# WHAT IS REQUIRED
Below are some entries; can you quote all of them exactly?

# INPUT ROWS
+++
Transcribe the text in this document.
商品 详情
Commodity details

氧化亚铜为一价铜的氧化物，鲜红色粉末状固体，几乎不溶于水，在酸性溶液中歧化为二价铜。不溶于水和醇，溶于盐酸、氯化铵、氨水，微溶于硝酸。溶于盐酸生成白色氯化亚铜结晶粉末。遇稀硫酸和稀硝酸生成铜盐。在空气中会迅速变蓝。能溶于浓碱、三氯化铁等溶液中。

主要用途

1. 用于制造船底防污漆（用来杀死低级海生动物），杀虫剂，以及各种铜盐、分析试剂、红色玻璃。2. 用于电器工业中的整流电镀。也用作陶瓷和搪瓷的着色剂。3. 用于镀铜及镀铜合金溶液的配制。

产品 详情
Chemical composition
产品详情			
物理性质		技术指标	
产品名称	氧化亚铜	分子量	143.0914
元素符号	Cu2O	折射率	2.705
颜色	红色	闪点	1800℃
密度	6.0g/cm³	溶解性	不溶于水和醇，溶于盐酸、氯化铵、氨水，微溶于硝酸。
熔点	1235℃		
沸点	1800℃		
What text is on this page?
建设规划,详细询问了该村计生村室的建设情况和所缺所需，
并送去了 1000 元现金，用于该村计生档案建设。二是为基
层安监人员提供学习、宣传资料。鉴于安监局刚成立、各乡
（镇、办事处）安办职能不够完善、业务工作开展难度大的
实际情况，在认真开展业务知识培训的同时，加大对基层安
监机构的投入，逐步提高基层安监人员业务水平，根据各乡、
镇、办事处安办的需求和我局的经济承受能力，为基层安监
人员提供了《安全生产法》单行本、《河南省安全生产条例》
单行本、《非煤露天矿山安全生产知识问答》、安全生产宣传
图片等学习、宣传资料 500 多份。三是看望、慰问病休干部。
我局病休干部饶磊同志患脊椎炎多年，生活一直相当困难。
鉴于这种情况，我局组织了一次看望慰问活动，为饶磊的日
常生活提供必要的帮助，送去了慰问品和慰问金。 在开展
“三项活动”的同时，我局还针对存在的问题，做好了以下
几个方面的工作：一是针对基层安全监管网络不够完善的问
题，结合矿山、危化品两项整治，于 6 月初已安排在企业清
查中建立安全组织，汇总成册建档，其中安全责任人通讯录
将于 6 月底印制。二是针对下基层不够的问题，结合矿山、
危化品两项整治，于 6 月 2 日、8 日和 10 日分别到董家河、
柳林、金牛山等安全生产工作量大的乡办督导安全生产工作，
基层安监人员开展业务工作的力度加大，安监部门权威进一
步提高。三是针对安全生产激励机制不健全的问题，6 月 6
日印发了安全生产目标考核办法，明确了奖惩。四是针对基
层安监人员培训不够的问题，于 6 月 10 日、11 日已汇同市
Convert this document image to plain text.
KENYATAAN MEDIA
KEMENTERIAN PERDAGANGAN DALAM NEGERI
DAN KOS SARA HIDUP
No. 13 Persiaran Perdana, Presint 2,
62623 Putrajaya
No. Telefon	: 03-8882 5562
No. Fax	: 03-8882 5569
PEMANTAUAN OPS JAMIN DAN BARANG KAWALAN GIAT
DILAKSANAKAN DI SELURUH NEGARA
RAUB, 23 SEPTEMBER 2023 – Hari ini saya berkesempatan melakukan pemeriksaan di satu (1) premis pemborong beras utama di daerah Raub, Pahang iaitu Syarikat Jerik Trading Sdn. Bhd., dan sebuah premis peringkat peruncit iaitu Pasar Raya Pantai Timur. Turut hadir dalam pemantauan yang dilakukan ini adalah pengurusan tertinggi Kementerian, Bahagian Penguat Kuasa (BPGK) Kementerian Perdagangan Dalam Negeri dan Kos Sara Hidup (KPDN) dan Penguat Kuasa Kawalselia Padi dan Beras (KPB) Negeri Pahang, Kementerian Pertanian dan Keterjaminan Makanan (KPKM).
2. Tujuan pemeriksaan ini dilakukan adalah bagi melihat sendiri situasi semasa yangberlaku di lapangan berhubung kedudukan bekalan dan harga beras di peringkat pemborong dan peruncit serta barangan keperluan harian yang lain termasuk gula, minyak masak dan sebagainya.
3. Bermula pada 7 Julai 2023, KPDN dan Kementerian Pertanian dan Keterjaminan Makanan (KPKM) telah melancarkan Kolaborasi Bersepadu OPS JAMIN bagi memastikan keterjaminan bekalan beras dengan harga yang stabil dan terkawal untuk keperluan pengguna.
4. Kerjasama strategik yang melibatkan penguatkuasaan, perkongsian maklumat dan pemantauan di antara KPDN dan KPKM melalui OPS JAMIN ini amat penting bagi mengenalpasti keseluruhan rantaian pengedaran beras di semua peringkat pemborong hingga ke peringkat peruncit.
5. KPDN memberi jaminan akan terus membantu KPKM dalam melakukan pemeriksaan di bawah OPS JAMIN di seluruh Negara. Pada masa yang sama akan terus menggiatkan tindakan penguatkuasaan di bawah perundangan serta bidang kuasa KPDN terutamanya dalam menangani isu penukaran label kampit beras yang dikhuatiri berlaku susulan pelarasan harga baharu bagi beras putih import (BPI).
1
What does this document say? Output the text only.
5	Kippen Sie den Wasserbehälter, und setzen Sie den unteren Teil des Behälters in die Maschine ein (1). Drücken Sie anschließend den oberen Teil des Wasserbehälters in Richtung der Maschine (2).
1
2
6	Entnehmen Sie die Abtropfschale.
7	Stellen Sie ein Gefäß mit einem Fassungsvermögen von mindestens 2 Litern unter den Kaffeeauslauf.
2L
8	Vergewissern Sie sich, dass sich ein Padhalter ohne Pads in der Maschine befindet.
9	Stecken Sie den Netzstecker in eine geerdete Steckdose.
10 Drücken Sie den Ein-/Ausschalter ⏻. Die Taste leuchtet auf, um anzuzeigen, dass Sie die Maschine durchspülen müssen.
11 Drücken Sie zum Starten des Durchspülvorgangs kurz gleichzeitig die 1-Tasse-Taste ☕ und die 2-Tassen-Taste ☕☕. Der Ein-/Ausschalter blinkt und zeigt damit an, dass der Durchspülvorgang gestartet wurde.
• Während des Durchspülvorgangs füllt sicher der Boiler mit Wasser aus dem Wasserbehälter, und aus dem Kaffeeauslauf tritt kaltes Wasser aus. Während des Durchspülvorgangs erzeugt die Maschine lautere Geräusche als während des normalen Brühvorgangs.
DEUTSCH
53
+++
# OUTPUT OF THE TASK
Transcribe the text in this document.
商品 详情
Commodity details

氧化亚铜为一价铜的氧化物，鲜红色粉末状固体，几乎不溶于水，在酸性溶液中歧化为二价铜。不溶于水和醇，溶于盐酸、氯化铵、氨水，微溶于硝酸。溶于盐酸生成白色氯化亚铜结晶粉末。遇稀硫酸和稀硝酸生成铜盐。在空气中会迅速变蓝。能溶于浓碱、三氯化铁等溶液中。

主要用途

1. 用于制造船底防污漆（用来杀死低级海生动物），杀虫剂，以及各种铜盐、分析试剂、红色玻璃。2. 用于电器工业中的整流电镀。也用作陶瓷和搪瓷的着色剂。3. 用于镀铜及镀铜合金溶液的配制。

产品 详情
Chemical composition
产品详情			
物理性质		技术指标	
产品名称	氧化亚铜	分子量	143.0914
元素符号	Cu2O	折射率	2.705
颜色	红色	闪点	1800℃
密度	6.0g/cm³	溶解性	不溶于水和醇，溶于盐酸、氯化铵、氨水，微溶于硝酸。
熔点	1235℃		
沸点	1800℃		
What text is on this page?
建设规划,详细询问了该村计生村室的建设情况和所缺所需，
并送去了 1000 元现金，用于该村计生档案建设。二是为基
层安监人员提供学习、宣传资料。鉴于安监局刚成立、各乡
（镇、办事处）安办职能不够完善、业务工作开展难度大的
实际情况，在认真开展业务知识培训的同时，加大对基层安
监机构的投入，逐步提高基层安监人员业务水平，根据各乡、
镇、办事处安办的需求和我局的经济承受能力，为基层安监
人员提供了《安全生产法》单行本、《河南省安全生产条例》
单行本、《非煤露天矿山安全生产知识问答》、安全生产宣传
图片等学习、宣传资料 500 多份。三是看望、慰问病休干部。
我局病休干部饶磊同志患脊椎炎多年，生活一直相当困难。
鉴于这种情况，我局组织了一次看望慰问活动，为饶磊的日
常生活提供必要的帮助，送去了慰问品和慰问金。 在开展
“三项活动”的同时，我局还针对存在的问题，做好了以下
几个方面的工作：一是针对基层安全监管网络不够完善的问
题，结合矿山、危化品两项整治，于 6 月初已安排在企业清
查中建立安全组织，汇总成册建档，其中安全责任人通讯录
将于 6 月底印制。二是针对下基层不够的问题，结合矿山、
危化品两项整治，于 6 月 2 日、8 日和 10 日分别到董家河、
柳林、金牛山等安全生产工作量大的乡办督导安全生产工作，
基层安监人员开展业务工作的力度加大，安监部门权威进一
步提高。三是针对安全生产激励机制不健全的问题，6 月 6
日印发了安全生产目标考核办法，明确了奖惩。四是针对基
层安监人员培训不够的问题，于 6 月 10 日、11 日已汇同市
Convert this document image to plain text.
KENYATAAN MEDIA
KEMENTERIAN PERDAGANGAN DALAM NEGERI
DAN KOS SARA HIDUP
No. 13 Persiaran Perdana, Presint 2,
62623 Putrajaya
No. Telefon	: 03-8882 5562
No. Fax	: 03-8882 5569
PEMANTAUAN OPS JAMIN DAN BARANG KAWALAN GIAT
DILAKSANAKAN DI SELURUH NEGARA
RAUB, 23 SEPTEMBER 2023 – Hari ini saya berkesempatan melakukan pemeriksaan di satu (1) premis pemborong beras utama di daerah Raub, Pahang iaitu Syarikat Jerik Trading Sdn. Bhd., dan sebuah premis peringkat peruncit iaitu Pasar Raya Pantai Timur. Turut hadir dalam pemantauan yang dilakukan ini adalah pengurusan tertinggi Kementerian, Bahagian Penguat Kuasa (BPGK) Kementerian Perdagangan Dalam Negeri dan Kos Sara Hidup (KPDN) dan Penguat Kuasa Kawalselia Padi dan Beras (KPB) Negeri Pahang, Kementerian Pertanian dan Keterjaminan Makanan (KPKM).
2. Tujuan pemeriksaan ini dilakukan adalah bagi melihat sendiri situasi semasa yangberlaku di lapangan berhubung kedudukan bekalan dan harga beras di peringkat pemborong dan peruncit serta barangan keperluan harian yang lain termasuk gula, minyak masak dan sebagainya.
3. Bermula pada 7 Julai 2023, KPDN dan Kementerian Pertanian dan Keterjaminan Makanan (KPKM) telah melancarkan Kolaborasi Bersepadu OPS JAMIN bagi memastikan keterjaminan bekalan beras dengan harga yang stabil dan terkawal untuk keperluan pengguna.
4. Kerjasama strategik yang melibatkan penguatkuasaan, perkongsian maklumat dan pemantauan di antara KPDN dan KPKM melalui OPS JAMIN ini amat penting bagi mengenalpasti keseluruhan rantaian pengedaran beras di semua peringkat pemborong hingga ke peringkat peruncit.
5. KPDN memberi jaminan akan terus membantu KPKM dalam melakukan pemeriksaan di bawah OPS JAMIN di seluruh Negara. Pada masa yang sama akan terus menggiatkan tindakan penguatkuasaan di bawah perundangan serta bidang kuasa KPDN terutamanya dalam menangani isu penukaran label kampit beras yang dikhuatiri berlaku susulan pelarasan harga baharu bagi beras putih import (BPI).
1
What does this document say? Output the text only.
5	Kippen Sie den Wasserbehälter, und setzen Sie den unteren Teil des Behälters in die Maschine ein (1). Drücken Sie anschließend den oberen Teil des Wasserbehälters in Richtung der Maschine (2).
1
2
6	Entnehmen Sie die Abtropfschale.
7	Stellen Sie ein Gefäß mit einem Fassungsvermögen von mindestens 2 Litern unter den Kaffeeauslauf.
2L
8	Vergewissern Sie sich, dass sich ein Padhalter ohne Pads in der Maschine befindet.
9	Stecken Sie den Netzstecker in eine geerdete Steckdose.
10 Drücken Sie den Ein-/Ausschalter ⏻. Die Taste leuchtet auf, um anzuzeigen, dass Sie die Maschine durchspülen müssen.
11 Drücken Sie zum Starten des Durchspülvorgangs kurz gleichzeitig die 1-Tasse-Taste ☕ und die 2-Tassen-Taste ☕☕. Der Ein-/Ausschalter blinkt und zeigt damit an, dass der Durchspülvorgang gestartet wurde.
• Während des Durchspülvorgangs füllt sicher der Boiler mit Wasser aus dem Wasserbehälter, und aus dem Kaffeeauslauf tritt kaltes Wasser aus. Während des Durchspülvorgangs erzeugt die Maschine lautere Geräusche als während des normalen Brühvorgangs.
DEUTSCH
53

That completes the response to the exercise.